• _EXERCISE_
Rewrite the text lines of the data below as a numbered list, skipping any blank lines. Leave the pictures out of your answer.

• _ITEMS_

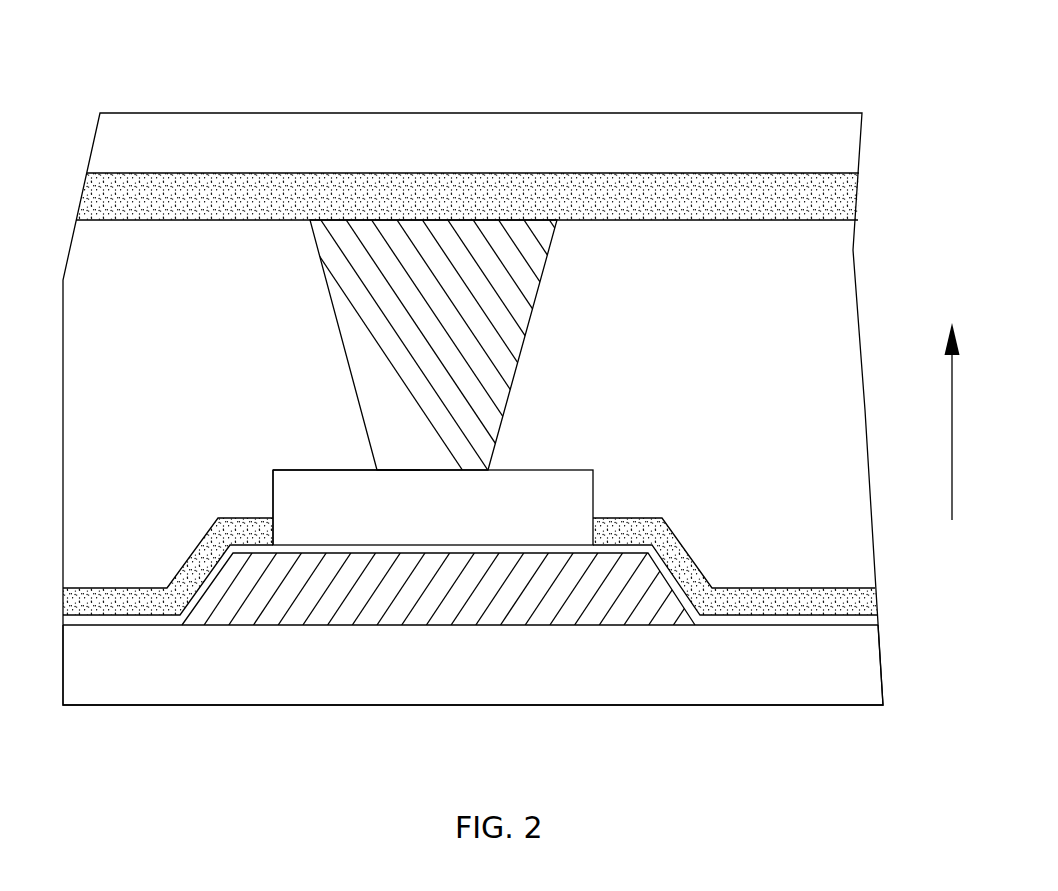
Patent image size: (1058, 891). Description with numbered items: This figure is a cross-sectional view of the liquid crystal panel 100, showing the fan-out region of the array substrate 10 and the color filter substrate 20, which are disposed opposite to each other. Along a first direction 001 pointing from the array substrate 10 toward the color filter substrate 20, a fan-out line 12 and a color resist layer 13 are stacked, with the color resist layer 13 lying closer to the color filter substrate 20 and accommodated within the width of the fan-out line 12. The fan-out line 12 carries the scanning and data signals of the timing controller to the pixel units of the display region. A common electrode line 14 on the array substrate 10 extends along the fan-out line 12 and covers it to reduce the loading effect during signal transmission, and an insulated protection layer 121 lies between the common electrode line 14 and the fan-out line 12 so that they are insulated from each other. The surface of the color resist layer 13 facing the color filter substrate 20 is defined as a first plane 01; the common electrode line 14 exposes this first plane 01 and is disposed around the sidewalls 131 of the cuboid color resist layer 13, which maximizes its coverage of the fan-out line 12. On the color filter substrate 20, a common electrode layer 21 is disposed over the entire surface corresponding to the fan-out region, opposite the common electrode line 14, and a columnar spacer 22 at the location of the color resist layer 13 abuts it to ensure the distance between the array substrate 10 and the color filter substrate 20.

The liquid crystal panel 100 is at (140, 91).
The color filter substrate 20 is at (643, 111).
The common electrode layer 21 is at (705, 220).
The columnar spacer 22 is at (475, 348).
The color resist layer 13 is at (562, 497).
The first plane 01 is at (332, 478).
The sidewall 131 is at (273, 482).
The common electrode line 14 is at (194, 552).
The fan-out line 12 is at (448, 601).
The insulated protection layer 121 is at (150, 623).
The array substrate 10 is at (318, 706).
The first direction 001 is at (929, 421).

• _FINAL RESULT_
1. Patent image size: (1058, 891). Description with numbered items: This figure is a cross-sectional view of the liquid crystal panel 100, showing the fan-out region of the array substrate 10 and the color filter substrate 20, which are disposed opposite to each other. Along a first direction 001 pointing from the array substrate 10 toward the color filter substrate 20, a fan-out line 12 and a color resist layer 13 are stacked, with the color resist layer 13 lying closer to the color filter substrate 20 and accommodated within the width of the fan-out line 12. The fan-out line 12 carries the scanning and data signals of the timing controller to the pixel units of the display region. A common electrode line 14 on the array substrate 10 extends along the fan-out line 12 and covers it to reduce the loading effect during signal transmission, and an insulated protection layer 121 lies between the common electrode line 14 and the fan-out line 12 so that they are insulated from each other. The surface of the color resist layer 13 facing the color filter substrate 20 is defined as a first plane 01; the common electrode line 14 exposes this first plane 01 and is disposed around the sidewalls 131 of the cuboid color resist layer 13, which maximizes its coverage of the fan-out line 12. On the color filter substrate 20, a common electrode layer 21 is disposed over the entire surface corresponding to the fan-out region, opposite the common electrode line 14, and a columnar spacer 22 at the location of the color resist layer 13 abuts it to ensure the distance between the array substrate 10 and the color filter substrate 20.
2. The liquid crystal panel 100 is at (140, 91).
3. The color filter substrate 20 is at (643, 111).
4. The common electrode layer 21 is at (705, 220).
5. The columnar spacer 22 is at (475, 348).
6. The color resist layer 13 is at (562, 497).
7. The first plane 01 is at (332, 478).
8. The sidewall 131 is at (273, 482).
9. The common electrode line 14 is at (194, 552).
10. The fan-out line 12 is at (448, 601).
11. The insulated protection layer 121 is at (150, 623).
12. The array substrate 10 is at (318, 706).
13. The first direction 001 is at (929, 421).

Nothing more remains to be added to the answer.